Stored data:
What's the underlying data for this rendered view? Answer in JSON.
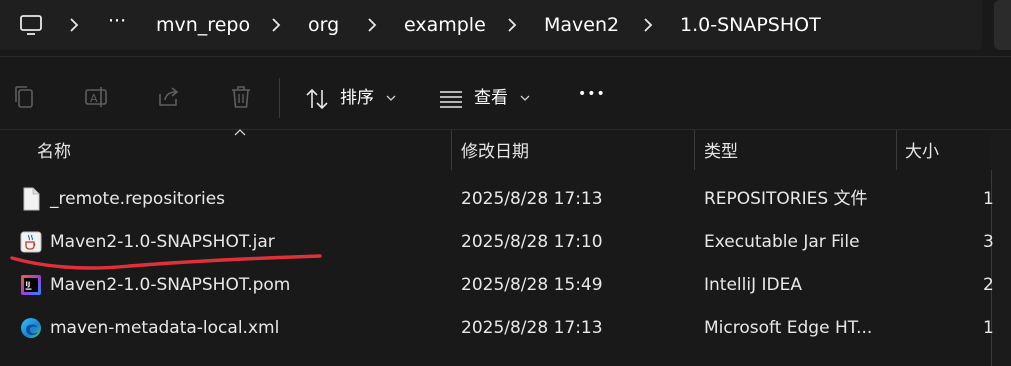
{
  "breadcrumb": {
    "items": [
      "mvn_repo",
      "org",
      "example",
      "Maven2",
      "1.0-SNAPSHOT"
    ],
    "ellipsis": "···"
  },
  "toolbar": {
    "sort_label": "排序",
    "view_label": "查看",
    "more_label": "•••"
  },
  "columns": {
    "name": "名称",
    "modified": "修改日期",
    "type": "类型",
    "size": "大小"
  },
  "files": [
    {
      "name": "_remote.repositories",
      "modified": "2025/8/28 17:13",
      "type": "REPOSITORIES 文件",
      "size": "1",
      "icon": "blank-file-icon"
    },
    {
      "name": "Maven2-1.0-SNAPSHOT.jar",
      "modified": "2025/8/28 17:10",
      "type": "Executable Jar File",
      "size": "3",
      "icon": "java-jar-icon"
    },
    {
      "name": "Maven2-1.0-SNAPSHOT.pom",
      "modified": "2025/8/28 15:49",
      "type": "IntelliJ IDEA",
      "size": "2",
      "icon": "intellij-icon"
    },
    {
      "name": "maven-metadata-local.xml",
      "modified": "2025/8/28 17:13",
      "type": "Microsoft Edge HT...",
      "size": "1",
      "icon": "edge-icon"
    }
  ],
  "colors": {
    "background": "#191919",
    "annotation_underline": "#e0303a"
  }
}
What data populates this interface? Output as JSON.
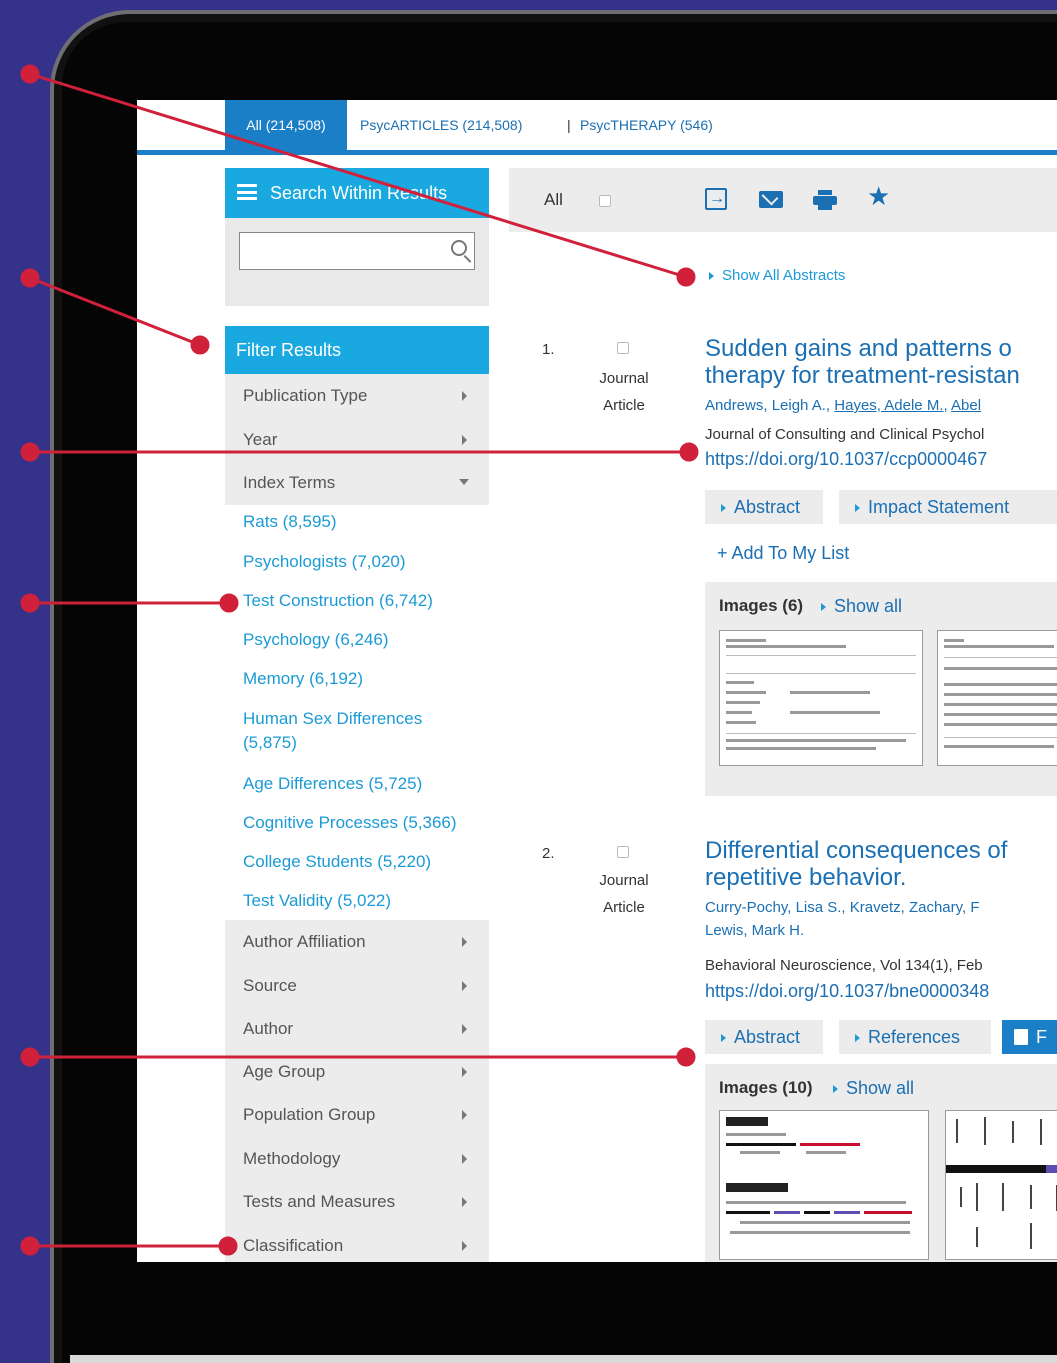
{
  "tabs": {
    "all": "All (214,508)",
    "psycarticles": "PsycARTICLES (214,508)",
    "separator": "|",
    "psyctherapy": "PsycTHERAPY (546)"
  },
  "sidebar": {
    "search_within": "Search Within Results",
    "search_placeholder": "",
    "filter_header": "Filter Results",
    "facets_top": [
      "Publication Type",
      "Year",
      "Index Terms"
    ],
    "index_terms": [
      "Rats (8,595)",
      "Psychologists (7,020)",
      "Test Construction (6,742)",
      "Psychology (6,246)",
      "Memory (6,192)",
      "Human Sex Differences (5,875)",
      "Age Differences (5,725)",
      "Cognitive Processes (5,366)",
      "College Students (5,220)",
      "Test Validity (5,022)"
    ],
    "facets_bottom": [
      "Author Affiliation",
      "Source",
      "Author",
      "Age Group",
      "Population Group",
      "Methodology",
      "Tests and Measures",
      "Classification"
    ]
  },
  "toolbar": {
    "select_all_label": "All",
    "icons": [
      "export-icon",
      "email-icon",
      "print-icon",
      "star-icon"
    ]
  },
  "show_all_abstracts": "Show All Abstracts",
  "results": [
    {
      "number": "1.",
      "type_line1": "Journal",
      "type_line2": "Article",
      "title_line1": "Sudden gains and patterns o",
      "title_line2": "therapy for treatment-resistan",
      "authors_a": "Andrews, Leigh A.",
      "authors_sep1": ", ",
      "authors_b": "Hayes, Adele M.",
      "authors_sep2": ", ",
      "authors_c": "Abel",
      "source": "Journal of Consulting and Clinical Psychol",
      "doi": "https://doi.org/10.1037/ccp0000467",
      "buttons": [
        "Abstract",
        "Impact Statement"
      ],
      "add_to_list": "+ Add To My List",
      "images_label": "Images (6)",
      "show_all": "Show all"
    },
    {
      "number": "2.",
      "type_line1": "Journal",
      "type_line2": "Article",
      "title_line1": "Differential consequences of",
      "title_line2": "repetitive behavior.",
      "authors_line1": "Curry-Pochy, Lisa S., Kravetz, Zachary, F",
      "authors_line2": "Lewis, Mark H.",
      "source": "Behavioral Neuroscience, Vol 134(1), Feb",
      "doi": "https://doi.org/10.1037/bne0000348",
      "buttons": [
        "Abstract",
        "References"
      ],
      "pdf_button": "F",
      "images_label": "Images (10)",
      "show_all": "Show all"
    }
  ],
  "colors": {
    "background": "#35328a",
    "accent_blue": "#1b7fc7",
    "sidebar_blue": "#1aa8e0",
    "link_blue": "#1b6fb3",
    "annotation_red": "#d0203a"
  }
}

» Directions for this task
Give back the entries verbatim. Do not include any picture.

» Correct result
What's the underlying data for this rendered view? Answer in JSON.
{
  "breadcrumb": {
    "items": [
      "mvn_repo",
      "org",
      "example",
      "Maven2",
      "1.0-SNAPSHOT"
    ],
    "ellipsis": "···"
  },
  "toolbar": {
    "sort_label": "排序",
    "view_label": "查看",
    "more_label": "•••"
  },
  "columns": {
    "name": "名称",
    "modified": "修改日期",
    "type": "类型",
    "size": "大小"
  },
  "files": [
    {
      "name": "_remote.repositories",
      "modified": "2025/8/28 17:13",
      "type": "REPOSITORIES 文件",
      "size": "1",
      "icon": "blank-file-icon"
    },
    {
      "name": "Maven2-1.0-SNAPSHOT.jar",
      "modified": "2025/8/28 17:10",
      "type": "Executable Jar File",
      "size": "3",
      "icon": "java-jar-icon"
    },
    {
      "name": "Maven2-1.0-SNAPSHOT.pom",
      "modified": "2025/8/28 15:49",
      "type": "IntelliJ IDEA",
      "size": "2",
      "icon": "intellij-icon"
    },
    {
      "name": "maven-metadata-local.xml",
      "modified": "2025/8/28 17:13",
      "type": "Microsoft Edge HT...",
      "size": "1",
      "icon": "edge-icon"
    }
  ],
  "colors": {
    "background": "#191919",
    "annotation_underline": "#e0303a"
  }
}
What data populates this interface? Output as JSON.
{
  "tabs": {
    "all": "All (214,508)",
    "psycarticles": "PsycARTICLES (214,508)",
    "separator": "|",
    "psyctherapy": "PsycTHERAPY (546)"
  },
  "sidebar": {
    "search_within": "Search Within Results",
    "search_placeholder": "",
    "filter_header": "Filter Results",
    "facets_top": [
      "Publication Type",
      "Year",
      "Index Terms"
    ],
    "index_terms": [
      "Rats (8,595)",
      "Psychologists (7,020)",
      "Test Construction (6,742)",
      "Psychology (6,246)",
      "Memory (6,192)",
      "Human Sex Differences (5,875)",
      "Age Differences (5,725)",
      "Cognitive Processes (5,366)",
      "College Students (5,220)",
      "Test Validity (5,022)"
    ],
    "facets_bottom": [
      "Author Affiliation",
      "Source",
      "Author",
      "Age Group",
      "Population Group",
      "Methodology",
      "Tests and Measures",
      "Classification"
    ]
  },
  "toolbar": {
    "select_all_label": "All",
    "icons": [
      "export-icon",
      "email-icon",
      "print-icon",
      "star-icon"
    ]
  },
  "show_all_abstracts": "Show All Abstracts",
  "results": [
    {
      "number": "1.",
      "type_line1": "Journal",
      "type_line2": "Article",
      "title_line1": "Sudden gains and patterns o",
      "title_line2": "therapy for treatment-resistan",
      "authors_a": "Andrews, Leigh A.",
      "authors_sep1": ", ",
      "authors_b": "Hayes, Adele M.",
      "authors_sep2": ", ",
      "authors_c": "Abel",
      "source": "Journal of Consulting and Clinical Psychol",
      "doi": "https://doi.org/10.1037/ccp0000467",
      "buttons": [
        "Abstract",
        "Impact Statement"
      ],
      "add_to_list": "+ Add To My List",
      "images_label": "Images (6)",
      "show_all": "Show all"
    },
    {
      "number": "2.",
      "type_line1": "Journal",
      "type_line2": "Article",
      "title_line1": "Differential consequences of",
      "title_line2": "repetitive behavior.",
      "authors_line1": "Curry-Pochy, Lisa S., Kravetz, Zachary, F",
      "authors_line2": "Lewis, Mark H.",
      "source": "Behavioral Neuroscience, Vol 134(1), Feb",
      "doi": "https://doi.org/10.1037/bne0000348",
      "buttons": [
        "Abstract",
        "References"
      ],
      "pdf_button": "F",
      "images_label": "Images (10)",
      "show_all": "Show all"
    }
  ],
  "colors": {
    "background": "#35328a",
    "accent_blue": "#1b7fc7",
    "sidebar_blue": "#1aa8e0",
    "link_blue": "#1b6fb3",
    "annotation_red": "#d0203a"
  }
}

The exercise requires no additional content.